- [Exercise requirements] Each entry in the listing below should be restated word for word.

- [Data records]

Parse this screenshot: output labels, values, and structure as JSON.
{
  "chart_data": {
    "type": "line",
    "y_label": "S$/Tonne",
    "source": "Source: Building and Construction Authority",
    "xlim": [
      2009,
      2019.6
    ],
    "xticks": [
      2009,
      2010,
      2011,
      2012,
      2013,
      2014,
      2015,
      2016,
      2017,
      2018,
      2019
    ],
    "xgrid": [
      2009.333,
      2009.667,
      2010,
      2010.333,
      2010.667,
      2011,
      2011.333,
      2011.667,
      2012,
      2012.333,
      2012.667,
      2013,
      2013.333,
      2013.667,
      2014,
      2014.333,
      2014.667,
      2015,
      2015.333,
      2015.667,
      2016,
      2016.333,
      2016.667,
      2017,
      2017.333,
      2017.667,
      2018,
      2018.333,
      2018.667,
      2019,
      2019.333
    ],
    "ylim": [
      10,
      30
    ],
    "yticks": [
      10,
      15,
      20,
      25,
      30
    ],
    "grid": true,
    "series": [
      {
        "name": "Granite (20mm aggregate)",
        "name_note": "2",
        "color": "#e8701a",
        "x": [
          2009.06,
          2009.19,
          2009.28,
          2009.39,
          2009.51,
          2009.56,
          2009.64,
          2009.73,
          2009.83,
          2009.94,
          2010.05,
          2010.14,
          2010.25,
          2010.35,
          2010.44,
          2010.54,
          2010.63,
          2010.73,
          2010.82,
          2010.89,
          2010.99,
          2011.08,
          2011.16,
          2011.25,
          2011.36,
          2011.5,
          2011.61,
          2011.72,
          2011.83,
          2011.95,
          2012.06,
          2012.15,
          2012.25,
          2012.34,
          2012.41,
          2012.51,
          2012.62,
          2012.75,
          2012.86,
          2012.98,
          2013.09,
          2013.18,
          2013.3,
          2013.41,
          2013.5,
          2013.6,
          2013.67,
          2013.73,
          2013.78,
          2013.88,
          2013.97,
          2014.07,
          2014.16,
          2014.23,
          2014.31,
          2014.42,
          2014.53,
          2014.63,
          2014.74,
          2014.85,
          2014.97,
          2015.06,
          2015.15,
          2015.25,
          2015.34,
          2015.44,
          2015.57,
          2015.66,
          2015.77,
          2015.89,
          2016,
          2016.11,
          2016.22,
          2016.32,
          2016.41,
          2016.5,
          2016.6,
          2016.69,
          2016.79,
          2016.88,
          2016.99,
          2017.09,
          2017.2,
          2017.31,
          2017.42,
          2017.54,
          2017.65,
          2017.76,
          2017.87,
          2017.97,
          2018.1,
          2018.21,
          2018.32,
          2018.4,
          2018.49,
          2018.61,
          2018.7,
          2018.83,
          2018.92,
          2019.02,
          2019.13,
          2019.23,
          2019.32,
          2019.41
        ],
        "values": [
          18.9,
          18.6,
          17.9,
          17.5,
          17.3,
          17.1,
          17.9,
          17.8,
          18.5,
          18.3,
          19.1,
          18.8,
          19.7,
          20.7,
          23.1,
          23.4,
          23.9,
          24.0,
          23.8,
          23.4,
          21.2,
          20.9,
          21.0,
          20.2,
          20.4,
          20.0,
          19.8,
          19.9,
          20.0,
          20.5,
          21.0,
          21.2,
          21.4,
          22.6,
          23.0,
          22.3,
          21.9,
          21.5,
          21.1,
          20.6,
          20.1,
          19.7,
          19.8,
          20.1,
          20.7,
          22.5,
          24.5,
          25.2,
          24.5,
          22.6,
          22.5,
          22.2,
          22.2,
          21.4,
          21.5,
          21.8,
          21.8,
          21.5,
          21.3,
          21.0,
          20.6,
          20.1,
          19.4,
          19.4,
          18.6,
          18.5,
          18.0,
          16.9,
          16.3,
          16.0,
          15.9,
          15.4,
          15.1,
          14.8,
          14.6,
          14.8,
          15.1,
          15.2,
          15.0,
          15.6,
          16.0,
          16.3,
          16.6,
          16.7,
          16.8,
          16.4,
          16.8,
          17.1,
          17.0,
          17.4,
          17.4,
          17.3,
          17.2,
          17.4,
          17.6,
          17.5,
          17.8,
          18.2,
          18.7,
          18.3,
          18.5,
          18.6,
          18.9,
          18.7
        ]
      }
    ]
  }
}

- [Answer to the task]
Parse this screenshot: output labels, values, and structure as JSON.
{
  "chart_data": {
    "type": "line",
    "y_label": "S$/Tonne",
    "source": "Source: Building and Construction Authority",
    "xlim": [
      2009,
      2019.6
    ],
    "xticks": [
      2009,
      2010,
      2011,
      2012,
      2013,
      2014,
      2015,
      2016,
      2017,
      2018,
      2019
    ],
    "xgrid": [
      2009.333,
      2009.667,
      2010,
      2010.333,
      2010.667,
      2011,
      2011.333,
      2011.667,
      2012,
      2012.333,
      2012.667,
      2013,
      2013.333,
      2013.667,
      2014,
      2014.333,
      2014.667,
      2015,
      2015.333,
      2015.667,
      2016,
      2016.333,
      2016.667,
      2017,
      2017.333,
      2017.667,
      2018,
      2018.333,
      2018.667,
      2019,
      2019.333
    ],
    "ylim": [
      10,
      30
    ],
    "yticks": [
      10,
      15,
      20,
      25,
      30
    ],
    "grid": true,
    "series": [
      {
        "name": "Granite (20mm aggregate)",
        "name_note": "2",
        "color": "#e8701a",
        "x": [
          2009.06,
          2009.19,
          2009.28,
          2009.39,
          2009.51,
          2009.56,
          2009.64,
          2009.73,
          2009.83,
          2009.94,
          2010.05,
          2010.14,
          2010.25,
          2010.35,
          2010.44,
          2010.54,
          2010.63,
          2010.73,
          2010.82,
          2010.89,
          2010.99,
          2011.08,
          2011.16,
          2011.25,
          2011.36,
          2011.5,
          2011.61,
          2011.72,
          2011.83,
          2011.95,
          2012.06,
          2012.15,
          2012.25,
          2012.34,
          2012.41,
          2012.51,
          2012.62,
          2012.75,
          2012.86,
          2012.98,
          2013.09,
          2013.18,
          2013.3,
          2013.41,
          2013.5,
          2013.6,
          2013.67,
          2013.73,
          2013.78,
          2013.88,
          2013.97,
          2014.07,
          2014.16,
          2014.23,
          2014.31,
          2014.42,
          2014.53,
          2014.63,
          2014.74,
          2014.85,
          2014.97,
          2015.06,
          2015.15,
          2015.25,
          2015.34,
          2015.44,
          2015.57,
          2015.66,
          2015.77,
          2015.89,
          2016,
          2016.11,
          2016.22,
          2016.32,
          2016.41,
          2016.5,
          2016.6,
          2016.69,
          2016.79,
          2016.88,
          2016.99,
          2017.09,
          2017.2,
          2017.31,
          2017.42,
          2017.54,
          2017.65,
          2017.76,
          2017.87,
          2017.97,
          2018.1,
          2018.21,
          2018.32,
          2018.4,
          2018.49,
          2018.61,
          2018.7,
          2018.83,
          2018.92,
          2019.02,
          2019.13,
          2019.23,
          2019.32,
          2019.41
        ],
        "values": [
          18.9,
          18.6,
          17.9,
          17.5,
          17.3,
          17.1,
          17.9,
          17.8,
          18.5,
          18.3,
          19.1,
          18.8,
          19.7,
          20.7,
          23.1,
          23.4,
          23.9,
          24.0,
          23.8,
          23.4,
          21.2,
          20.9,
          21.0,
          20.2,
          20.4,
          20.0,
          19.8,
          19.9,
          20.0,
          20.5,
          21.0,
          21.2,
          21.4,
          22.6,
          23.0,
          22.3,
          21.9,
          21.5,
          21.1,
          20.6,
          20.1,
          19.7,
          19.8,
          20.1,
          20.7,
          22.5,
          24.5,
          25.2,
          24.5,
          22.6,
          22.5,
          22.2,
          22.2,
          21.4,
          21.5,
          21.8,
          21.8,
          21.5,
          21.3,
          21.0,
          20.6,
          20.1,
          19.4,
          19.4,
          18.6,
          18.5,
          18.0,
          16.9,
          16.3,
          16.0,
          15.9,
          15.4,
          15.1,
          14.8,
          14.6,
          14.8,
          15.1,
          15.2,
          15.0,
          15.6,
          16.0,
          16.3,
          16.6,
          16.7,
          16.8,
          16.4,
          16.8,
          17.1,
          17.0,
          17.4,
          17.4,
          17.3,
          17.2,
          17.4,
          17.6,
          17.5,
          17.8,
          18.2,
          18.7,
          18.3,
          18.5,
          18.6,
          18.9,
          18.7
        ]
      }
    ]
  }
}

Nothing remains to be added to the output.